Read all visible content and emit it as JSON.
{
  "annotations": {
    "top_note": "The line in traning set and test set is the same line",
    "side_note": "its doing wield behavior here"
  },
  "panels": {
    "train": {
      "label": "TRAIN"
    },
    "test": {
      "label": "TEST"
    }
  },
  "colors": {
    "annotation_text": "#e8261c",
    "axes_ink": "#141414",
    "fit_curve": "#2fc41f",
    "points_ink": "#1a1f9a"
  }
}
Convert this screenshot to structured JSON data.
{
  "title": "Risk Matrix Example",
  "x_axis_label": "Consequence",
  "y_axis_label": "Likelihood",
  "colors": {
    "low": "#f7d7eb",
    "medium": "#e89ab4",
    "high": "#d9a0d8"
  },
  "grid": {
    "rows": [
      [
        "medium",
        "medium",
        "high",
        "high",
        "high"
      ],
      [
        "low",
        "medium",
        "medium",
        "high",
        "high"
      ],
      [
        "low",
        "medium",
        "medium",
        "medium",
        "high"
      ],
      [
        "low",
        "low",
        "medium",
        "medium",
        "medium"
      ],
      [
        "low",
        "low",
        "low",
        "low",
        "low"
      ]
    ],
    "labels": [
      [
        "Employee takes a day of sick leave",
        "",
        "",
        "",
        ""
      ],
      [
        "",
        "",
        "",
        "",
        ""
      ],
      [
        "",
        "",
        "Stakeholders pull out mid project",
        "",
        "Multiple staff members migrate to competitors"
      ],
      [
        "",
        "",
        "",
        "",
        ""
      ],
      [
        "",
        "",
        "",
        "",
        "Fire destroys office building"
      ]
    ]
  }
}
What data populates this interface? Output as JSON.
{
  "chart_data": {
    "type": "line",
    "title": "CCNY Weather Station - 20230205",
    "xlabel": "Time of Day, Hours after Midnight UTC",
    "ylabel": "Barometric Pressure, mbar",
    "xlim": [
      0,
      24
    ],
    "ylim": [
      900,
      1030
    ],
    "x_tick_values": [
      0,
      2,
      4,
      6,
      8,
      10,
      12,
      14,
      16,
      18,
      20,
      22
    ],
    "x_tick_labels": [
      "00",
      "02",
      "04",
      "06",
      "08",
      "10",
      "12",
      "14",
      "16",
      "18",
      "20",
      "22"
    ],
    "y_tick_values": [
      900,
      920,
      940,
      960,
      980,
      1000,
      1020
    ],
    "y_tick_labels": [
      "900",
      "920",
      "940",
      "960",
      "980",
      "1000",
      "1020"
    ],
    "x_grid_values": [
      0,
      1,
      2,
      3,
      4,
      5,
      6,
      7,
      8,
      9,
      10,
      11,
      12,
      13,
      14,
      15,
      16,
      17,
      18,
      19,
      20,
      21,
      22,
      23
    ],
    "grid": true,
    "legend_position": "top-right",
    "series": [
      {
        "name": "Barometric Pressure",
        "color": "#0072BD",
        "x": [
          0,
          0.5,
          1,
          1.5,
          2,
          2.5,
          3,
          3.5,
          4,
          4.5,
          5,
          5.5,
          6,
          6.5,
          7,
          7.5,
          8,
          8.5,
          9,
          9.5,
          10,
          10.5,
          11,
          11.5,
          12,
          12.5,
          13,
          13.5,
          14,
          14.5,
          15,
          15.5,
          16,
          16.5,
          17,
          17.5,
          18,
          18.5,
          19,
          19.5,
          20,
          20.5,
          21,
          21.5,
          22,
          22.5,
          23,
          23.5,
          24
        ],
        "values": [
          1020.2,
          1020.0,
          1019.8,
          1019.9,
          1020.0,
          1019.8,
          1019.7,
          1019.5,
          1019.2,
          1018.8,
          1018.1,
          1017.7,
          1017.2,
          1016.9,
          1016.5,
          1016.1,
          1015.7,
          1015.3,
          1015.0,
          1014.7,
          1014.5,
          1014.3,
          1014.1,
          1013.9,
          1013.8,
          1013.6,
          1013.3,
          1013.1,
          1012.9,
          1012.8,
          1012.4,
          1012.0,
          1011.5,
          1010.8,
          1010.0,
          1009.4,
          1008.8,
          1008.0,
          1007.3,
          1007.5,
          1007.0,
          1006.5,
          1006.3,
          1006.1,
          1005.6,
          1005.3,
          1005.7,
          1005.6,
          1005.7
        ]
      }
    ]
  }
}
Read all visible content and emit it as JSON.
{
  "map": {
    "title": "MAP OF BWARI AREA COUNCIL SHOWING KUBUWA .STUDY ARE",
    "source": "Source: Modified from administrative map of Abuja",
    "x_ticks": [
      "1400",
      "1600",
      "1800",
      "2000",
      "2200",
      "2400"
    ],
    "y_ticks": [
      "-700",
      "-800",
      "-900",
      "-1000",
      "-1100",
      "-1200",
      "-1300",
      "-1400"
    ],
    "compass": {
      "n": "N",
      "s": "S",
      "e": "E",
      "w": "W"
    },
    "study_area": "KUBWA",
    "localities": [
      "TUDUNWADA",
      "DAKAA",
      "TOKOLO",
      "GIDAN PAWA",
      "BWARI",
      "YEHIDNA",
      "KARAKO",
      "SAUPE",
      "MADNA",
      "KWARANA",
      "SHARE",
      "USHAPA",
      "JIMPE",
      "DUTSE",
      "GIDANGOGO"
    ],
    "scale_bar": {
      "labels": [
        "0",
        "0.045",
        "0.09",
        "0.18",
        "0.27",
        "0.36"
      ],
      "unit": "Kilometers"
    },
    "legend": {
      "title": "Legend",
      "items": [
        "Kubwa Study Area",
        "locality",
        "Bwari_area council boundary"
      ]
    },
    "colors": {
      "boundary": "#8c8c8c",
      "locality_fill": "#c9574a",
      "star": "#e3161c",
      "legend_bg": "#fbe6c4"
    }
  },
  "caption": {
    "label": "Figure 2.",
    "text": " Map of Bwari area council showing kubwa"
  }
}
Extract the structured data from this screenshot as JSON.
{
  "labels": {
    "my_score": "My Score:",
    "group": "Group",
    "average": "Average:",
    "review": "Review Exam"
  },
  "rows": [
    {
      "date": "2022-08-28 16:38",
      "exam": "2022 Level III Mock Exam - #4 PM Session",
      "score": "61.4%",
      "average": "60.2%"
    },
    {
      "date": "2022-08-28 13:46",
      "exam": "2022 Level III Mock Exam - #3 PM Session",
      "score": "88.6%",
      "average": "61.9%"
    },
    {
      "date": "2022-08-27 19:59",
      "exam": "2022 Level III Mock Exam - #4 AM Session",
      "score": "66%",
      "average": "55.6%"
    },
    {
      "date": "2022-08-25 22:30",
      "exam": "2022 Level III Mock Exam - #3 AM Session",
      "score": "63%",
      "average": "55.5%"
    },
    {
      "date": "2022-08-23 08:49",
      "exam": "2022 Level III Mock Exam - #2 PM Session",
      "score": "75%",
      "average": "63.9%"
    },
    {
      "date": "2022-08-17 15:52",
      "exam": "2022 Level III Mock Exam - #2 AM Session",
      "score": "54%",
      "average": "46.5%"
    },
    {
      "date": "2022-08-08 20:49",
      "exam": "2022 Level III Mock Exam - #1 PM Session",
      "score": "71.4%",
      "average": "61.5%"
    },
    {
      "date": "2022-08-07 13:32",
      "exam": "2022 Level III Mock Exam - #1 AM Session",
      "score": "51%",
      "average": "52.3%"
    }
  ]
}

> _Short task_
Find "date". Copy every line it occurs in.

> _Solution for this problem_
      "date": "2022-08-28 16:38",
      "date": "2022-08-28 13:46",
      "date": "2022-08-27 19:59",
      "date": "2022-08-25 22:30",
      "date": "2022-08-23 08:49",
      "date": "2022-08-17 15:52",
      "date": "2022-08-08 20:49",
      "date": "2022-08-07 13:32",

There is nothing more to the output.